- **EXERCISE DIRECTIONS**:
Copy out lines with the word "conclusive" from the material that follows.

- **ENTRIES PROVIDED**:
..........

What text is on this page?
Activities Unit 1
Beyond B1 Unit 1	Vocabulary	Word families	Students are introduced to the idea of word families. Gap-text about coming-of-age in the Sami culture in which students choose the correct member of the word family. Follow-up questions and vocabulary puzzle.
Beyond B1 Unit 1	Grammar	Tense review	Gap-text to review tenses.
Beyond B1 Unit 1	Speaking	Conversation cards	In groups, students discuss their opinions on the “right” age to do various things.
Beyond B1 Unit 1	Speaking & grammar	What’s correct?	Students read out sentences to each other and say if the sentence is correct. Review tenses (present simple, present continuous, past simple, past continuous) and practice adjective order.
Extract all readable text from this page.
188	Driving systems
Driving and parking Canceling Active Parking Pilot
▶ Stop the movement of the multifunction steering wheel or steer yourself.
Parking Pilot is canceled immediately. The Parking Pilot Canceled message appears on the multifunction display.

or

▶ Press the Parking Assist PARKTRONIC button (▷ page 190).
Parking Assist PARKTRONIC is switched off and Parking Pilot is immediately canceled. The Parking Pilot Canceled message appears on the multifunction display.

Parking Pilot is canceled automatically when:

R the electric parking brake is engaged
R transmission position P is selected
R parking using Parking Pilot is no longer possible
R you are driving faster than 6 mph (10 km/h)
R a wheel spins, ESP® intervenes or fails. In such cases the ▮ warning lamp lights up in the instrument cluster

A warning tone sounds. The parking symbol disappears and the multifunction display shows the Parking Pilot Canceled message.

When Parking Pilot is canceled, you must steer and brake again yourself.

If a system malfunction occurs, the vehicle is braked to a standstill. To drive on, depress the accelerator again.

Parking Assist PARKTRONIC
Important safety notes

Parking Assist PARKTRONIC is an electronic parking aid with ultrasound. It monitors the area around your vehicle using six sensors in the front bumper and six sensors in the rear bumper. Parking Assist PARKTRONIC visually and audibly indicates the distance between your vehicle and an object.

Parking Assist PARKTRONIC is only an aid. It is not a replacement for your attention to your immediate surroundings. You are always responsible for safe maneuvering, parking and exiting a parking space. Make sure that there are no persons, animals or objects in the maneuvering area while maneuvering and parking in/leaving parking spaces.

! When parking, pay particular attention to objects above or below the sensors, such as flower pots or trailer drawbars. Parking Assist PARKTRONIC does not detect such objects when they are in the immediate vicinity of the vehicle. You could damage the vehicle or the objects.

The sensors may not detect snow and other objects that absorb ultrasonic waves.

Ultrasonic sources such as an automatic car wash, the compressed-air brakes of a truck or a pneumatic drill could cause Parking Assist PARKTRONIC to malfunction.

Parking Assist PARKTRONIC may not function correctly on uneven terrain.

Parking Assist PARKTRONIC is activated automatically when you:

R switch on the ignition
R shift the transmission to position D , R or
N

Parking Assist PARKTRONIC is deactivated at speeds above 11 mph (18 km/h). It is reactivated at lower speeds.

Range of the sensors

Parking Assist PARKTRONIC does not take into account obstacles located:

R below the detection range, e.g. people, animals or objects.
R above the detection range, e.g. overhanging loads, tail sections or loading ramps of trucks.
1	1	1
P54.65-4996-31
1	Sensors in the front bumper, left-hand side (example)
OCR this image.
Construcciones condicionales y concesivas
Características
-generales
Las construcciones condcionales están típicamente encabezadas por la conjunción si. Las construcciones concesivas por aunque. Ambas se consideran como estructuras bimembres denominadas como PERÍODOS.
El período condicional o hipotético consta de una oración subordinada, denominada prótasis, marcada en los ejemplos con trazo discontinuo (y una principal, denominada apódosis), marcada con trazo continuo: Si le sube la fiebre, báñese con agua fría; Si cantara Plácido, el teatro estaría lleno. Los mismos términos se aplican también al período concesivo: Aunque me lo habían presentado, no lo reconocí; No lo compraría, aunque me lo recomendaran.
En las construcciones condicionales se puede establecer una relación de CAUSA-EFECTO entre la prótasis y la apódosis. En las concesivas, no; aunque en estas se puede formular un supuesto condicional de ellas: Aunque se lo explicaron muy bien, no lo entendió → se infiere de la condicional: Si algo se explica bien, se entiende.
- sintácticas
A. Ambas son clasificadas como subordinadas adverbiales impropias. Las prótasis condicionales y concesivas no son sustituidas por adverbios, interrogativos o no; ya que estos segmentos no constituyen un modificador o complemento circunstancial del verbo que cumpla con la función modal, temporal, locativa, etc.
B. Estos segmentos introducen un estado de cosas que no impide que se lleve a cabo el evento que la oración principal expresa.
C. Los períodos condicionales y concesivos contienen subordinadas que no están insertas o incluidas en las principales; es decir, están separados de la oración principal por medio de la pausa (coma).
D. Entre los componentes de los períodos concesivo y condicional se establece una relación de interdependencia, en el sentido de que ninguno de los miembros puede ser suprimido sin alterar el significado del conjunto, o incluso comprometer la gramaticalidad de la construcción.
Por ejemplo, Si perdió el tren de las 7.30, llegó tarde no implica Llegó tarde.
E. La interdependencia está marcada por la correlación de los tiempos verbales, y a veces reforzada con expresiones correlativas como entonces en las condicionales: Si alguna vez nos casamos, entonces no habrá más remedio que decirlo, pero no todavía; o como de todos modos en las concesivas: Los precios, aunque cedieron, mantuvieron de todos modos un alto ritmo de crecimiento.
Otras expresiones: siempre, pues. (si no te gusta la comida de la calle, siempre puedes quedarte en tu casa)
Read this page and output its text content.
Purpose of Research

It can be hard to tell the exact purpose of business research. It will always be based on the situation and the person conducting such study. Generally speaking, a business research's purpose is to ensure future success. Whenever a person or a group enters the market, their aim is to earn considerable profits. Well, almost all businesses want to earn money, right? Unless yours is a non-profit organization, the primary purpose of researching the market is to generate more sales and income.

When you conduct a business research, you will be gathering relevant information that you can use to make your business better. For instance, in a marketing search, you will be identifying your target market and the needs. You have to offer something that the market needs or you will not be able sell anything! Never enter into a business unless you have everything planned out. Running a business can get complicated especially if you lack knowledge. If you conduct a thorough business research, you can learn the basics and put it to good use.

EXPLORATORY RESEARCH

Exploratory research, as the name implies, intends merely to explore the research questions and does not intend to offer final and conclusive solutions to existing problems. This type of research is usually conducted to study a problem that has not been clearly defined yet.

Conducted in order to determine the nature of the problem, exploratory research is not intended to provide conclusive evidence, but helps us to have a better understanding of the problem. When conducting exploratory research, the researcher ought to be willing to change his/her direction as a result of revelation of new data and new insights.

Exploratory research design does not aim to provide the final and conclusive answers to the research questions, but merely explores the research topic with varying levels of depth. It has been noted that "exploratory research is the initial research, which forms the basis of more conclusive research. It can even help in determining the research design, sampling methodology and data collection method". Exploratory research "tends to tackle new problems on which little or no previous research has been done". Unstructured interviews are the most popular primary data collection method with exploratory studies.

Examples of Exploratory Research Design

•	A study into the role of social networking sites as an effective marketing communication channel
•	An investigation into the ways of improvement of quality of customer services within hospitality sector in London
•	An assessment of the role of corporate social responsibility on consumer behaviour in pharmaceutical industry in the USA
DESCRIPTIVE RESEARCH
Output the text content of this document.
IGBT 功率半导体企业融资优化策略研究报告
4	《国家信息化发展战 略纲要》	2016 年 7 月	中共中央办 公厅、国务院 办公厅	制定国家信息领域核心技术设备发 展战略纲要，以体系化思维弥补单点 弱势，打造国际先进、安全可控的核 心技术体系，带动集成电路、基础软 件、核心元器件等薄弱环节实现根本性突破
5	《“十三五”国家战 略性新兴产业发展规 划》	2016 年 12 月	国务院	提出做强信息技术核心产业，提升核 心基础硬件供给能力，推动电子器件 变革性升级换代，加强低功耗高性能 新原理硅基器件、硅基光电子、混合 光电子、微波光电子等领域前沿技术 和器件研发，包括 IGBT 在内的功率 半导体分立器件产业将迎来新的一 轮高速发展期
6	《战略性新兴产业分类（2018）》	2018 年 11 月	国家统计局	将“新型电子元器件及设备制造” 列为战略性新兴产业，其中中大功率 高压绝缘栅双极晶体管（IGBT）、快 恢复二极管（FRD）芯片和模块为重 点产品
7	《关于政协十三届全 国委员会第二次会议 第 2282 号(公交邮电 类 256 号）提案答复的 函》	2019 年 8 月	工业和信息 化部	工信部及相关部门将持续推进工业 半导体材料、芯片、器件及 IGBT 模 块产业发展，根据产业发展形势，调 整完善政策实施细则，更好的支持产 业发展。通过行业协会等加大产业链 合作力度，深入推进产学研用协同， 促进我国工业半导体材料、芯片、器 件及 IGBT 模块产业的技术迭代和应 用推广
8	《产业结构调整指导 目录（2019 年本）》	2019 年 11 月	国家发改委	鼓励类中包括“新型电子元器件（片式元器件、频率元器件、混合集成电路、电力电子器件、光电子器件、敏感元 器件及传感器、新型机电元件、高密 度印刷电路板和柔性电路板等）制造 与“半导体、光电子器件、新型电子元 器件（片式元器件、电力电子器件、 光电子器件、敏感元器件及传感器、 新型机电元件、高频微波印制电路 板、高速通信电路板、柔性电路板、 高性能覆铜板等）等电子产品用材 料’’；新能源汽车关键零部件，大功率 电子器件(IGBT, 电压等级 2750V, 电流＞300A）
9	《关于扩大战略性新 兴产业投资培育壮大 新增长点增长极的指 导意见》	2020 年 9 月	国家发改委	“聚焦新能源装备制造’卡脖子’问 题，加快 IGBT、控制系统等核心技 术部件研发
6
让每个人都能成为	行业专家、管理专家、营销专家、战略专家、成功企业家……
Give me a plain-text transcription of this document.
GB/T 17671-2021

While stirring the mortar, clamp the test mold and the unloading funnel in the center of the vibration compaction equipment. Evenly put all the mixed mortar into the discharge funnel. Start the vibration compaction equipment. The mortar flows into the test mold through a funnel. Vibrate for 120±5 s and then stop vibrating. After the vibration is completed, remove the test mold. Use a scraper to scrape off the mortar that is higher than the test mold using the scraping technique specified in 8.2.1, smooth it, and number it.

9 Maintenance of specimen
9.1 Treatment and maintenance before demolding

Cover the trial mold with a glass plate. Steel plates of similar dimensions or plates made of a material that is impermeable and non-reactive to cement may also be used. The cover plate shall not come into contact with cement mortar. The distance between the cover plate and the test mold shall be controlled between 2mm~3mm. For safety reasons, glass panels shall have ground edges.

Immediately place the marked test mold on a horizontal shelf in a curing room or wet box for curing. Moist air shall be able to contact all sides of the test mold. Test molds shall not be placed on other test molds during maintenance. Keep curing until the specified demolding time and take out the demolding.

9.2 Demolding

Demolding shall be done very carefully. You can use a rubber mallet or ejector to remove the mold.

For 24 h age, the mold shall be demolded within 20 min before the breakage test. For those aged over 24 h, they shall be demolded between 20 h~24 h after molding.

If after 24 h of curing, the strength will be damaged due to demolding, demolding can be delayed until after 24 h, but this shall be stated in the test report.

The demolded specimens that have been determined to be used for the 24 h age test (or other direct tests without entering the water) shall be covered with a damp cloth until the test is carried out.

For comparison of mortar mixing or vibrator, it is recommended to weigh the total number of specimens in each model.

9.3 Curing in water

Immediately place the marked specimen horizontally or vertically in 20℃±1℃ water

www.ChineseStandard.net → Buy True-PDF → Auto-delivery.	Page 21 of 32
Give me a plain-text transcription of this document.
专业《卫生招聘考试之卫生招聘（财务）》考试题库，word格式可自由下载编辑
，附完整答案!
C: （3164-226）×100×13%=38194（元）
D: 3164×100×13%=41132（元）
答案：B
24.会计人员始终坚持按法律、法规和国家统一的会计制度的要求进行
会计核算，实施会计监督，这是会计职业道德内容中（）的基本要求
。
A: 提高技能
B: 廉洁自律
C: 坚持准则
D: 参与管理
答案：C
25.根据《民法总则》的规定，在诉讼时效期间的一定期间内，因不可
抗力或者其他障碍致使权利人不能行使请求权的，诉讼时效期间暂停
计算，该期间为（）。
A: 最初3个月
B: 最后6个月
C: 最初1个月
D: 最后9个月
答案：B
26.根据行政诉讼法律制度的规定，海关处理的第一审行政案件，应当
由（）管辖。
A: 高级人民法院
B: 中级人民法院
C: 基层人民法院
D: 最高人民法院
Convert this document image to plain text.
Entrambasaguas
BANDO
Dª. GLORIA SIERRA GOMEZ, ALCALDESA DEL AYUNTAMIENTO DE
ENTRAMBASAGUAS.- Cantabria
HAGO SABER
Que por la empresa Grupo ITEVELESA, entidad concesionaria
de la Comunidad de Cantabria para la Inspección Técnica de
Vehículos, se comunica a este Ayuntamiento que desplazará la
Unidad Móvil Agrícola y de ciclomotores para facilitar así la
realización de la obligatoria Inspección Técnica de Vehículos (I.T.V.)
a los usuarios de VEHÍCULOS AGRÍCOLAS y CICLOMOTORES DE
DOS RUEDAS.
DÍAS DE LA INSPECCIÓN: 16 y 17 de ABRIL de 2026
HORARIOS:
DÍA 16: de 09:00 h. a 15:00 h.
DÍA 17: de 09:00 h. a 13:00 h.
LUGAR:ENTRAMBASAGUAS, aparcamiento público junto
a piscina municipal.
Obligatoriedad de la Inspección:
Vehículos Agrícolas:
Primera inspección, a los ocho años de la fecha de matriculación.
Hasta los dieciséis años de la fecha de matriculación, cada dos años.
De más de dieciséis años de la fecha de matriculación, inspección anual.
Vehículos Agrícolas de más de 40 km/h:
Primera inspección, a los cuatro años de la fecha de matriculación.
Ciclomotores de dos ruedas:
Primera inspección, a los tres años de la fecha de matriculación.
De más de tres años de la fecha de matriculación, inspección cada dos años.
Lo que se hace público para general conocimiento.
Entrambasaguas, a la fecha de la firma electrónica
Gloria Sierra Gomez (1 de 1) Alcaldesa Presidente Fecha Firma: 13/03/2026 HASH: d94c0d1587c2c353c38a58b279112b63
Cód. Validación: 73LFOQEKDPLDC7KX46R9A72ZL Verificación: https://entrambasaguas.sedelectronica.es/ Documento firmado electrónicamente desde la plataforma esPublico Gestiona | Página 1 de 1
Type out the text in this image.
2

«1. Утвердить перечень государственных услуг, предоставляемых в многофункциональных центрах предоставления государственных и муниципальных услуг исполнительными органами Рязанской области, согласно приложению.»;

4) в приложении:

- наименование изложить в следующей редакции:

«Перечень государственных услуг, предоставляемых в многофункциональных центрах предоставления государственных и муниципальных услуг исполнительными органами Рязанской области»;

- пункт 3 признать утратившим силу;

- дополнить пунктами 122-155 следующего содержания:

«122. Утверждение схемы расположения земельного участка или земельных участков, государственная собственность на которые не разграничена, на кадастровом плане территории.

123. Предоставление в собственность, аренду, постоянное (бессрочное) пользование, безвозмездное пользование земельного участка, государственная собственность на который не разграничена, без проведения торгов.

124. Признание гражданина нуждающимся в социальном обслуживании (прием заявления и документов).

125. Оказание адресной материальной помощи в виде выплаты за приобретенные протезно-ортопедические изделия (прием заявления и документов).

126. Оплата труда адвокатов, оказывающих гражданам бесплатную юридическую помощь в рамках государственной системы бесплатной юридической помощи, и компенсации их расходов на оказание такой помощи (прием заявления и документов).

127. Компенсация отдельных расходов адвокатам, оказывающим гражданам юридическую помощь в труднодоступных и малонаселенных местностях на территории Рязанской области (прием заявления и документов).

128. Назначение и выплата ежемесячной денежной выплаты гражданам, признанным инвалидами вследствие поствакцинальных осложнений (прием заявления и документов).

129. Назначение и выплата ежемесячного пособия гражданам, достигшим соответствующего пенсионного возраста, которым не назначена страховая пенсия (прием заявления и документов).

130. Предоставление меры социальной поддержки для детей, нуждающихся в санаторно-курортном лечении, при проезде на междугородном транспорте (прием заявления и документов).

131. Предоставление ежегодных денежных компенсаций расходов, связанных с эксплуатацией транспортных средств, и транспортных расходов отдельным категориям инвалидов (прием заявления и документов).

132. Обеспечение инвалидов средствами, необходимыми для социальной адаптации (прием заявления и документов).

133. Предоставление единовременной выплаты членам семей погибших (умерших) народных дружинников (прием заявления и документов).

..........

- **REPLY TO THE TASK**:
Exploratory research, as the name implies, intends merely to explore the research questions and does not intend to offer final and conclusive solutions to existing problems. This type of research is usually conducted to study a problem that has not been clearly defined yet.
Conducted in order to determine the nature of the problem, exploratory research is not intended to provide conclusive evidence, but helps us to have a better understanding of the problem. When conducting exploratory research, the researcher ought to be willing to change his/her direction as a result of revelation of new data and new insights.
Exploratory research design does not aim to provide the final and conclusive answers to the research questions, but merely explores the research topic with varying levels of depth. It has been noted that "exploratory research is the initial research, which forms the basis of more conclusive research. It can even help in determining the research design, sampling methodology and data collection method". Exploratory research "tends to tackle new problems on which little or no previous research has been done". Unstructured interviews are the most popular primary data collection method with exploratory studies.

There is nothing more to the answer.